* AIM:
Copy every line of the following data that includes the string "Development".

(Entries with figure data)
[BEGIN]

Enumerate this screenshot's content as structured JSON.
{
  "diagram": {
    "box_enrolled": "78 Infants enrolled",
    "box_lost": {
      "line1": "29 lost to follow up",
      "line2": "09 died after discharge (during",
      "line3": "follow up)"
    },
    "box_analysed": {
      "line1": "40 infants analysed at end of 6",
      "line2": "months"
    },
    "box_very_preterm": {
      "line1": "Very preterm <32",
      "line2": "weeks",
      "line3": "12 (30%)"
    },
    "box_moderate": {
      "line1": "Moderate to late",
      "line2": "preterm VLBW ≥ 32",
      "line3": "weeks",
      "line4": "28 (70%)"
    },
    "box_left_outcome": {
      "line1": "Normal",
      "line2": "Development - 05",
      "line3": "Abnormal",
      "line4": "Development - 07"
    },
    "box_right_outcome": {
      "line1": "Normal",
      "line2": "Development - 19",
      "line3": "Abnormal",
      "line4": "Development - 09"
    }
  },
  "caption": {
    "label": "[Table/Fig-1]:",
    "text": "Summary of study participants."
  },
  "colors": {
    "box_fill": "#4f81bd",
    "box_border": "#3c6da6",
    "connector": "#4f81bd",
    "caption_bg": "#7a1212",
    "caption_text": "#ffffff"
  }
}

[END]

* OUTPUT BELOW:
      "line2": "Development - 05",
      "line4": "Development - 07"
      "line2": "Development - 19",
      "line4": "Development - 09"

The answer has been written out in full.